BEGIN

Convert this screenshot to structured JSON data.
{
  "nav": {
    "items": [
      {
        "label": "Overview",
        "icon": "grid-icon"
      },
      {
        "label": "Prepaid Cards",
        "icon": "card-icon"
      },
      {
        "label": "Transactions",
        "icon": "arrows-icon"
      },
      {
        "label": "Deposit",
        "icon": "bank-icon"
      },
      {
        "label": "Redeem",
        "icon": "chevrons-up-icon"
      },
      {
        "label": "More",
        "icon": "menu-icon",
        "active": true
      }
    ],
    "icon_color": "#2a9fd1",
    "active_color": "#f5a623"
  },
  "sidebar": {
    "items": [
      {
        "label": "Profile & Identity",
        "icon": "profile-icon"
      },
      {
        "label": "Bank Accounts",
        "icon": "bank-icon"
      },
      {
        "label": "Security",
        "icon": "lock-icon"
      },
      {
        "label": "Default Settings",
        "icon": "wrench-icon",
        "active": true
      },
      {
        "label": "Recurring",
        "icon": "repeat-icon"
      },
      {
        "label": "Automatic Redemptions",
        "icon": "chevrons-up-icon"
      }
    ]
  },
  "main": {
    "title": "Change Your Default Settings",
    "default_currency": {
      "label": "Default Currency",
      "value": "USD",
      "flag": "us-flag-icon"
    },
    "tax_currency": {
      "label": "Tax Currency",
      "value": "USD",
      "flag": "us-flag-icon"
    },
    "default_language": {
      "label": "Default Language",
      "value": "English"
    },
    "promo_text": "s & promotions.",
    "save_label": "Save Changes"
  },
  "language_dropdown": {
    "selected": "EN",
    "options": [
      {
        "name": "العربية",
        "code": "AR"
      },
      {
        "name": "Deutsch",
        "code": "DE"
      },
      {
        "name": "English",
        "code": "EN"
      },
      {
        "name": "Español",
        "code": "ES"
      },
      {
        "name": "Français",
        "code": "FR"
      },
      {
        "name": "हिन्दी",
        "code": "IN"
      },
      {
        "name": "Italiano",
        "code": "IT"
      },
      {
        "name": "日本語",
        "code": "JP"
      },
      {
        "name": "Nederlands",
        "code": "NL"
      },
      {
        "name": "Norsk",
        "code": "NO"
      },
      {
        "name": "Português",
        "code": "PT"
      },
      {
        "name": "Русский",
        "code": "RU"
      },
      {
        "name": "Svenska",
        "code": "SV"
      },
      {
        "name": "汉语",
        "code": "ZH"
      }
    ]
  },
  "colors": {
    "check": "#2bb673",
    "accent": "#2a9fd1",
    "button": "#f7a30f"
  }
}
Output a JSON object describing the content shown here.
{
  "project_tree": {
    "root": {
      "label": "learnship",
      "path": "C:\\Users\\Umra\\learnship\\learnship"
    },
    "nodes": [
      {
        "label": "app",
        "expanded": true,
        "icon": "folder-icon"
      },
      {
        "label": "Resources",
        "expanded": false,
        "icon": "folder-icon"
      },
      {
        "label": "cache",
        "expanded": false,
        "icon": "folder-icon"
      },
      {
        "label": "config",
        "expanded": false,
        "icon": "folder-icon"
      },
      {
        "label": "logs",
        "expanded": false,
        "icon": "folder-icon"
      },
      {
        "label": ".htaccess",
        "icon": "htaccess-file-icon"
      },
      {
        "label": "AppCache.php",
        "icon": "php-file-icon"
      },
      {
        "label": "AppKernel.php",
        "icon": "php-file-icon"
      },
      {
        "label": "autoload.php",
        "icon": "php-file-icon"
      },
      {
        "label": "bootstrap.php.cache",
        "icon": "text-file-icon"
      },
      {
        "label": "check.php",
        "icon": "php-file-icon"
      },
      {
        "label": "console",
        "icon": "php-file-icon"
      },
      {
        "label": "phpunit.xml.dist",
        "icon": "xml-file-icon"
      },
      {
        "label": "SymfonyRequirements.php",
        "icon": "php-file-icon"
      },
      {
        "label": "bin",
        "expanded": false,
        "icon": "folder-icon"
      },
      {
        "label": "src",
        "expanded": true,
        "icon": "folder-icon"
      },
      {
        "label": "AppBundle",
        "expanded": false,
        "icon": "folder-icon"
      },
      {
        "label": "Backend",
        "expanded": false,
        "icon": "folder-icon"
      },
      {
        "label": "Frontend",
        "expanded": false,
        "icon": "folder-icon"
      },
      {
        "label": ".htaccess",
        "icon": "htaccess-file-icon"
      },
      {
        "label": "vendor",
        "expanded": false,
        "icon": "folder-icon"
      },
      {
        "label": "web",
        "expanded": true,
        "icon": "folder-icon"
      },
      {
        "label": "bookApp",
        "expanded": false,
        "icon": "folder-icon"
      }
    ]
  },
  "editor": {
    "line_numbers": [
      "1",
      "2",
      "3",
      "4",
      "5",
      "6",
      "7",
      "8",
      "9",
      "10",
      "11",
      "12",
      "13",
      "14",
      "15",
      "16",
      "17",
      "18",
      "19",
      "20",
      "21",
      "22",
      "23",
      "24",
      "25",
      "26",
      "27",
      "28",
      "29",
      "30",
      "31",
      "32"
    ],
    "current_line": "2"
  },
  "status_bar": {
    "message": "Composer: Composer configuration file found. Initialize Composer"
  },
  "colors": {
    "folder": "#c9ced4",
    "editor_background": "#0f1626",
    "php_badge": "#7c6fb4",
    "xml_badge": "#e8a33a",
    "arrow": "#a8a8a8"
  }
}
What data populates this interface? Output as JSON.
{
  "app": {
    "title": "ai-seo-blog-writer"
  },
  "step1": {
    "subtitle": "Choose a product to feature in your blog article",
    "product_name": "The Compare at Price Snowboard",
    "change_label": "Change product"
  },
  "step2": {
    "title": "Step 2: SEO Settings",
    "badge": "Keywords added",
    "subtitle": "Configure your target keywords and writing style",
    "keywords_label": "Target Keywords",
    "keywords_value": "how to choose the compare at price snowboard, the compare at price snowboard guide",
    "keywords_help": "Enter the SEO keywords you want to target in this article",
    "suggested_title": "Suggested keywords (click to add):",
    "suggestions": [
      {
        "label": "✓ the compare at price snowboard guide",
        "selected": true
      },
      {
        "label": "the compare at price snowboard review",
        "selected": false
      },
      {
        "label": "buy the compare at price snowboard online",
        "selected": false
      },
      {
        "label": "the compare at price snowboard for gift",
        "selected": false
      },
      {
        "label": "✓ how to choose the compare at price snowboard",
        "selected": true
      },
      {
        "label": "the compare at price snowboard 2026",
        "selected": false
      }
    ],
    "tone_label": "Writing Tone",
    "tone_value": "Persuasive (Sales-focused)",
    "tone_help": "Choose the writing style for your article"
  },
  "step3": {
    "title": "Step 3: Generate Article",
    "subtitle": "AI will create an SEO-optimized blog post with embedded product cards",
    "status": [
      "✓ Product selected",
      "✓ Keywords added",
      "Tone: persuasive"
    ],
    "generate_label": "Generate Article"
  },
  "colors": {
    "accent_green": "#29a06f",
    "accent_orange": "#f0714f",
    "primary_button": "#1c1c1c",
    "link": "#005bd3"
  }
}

END

Show every line of the records above that contains the word "guide".

    "keywords_value": "how to choose the compare at price snowboard, the compare at price snowboard guide",
        "label": "✓ the compare at price snowboard guide",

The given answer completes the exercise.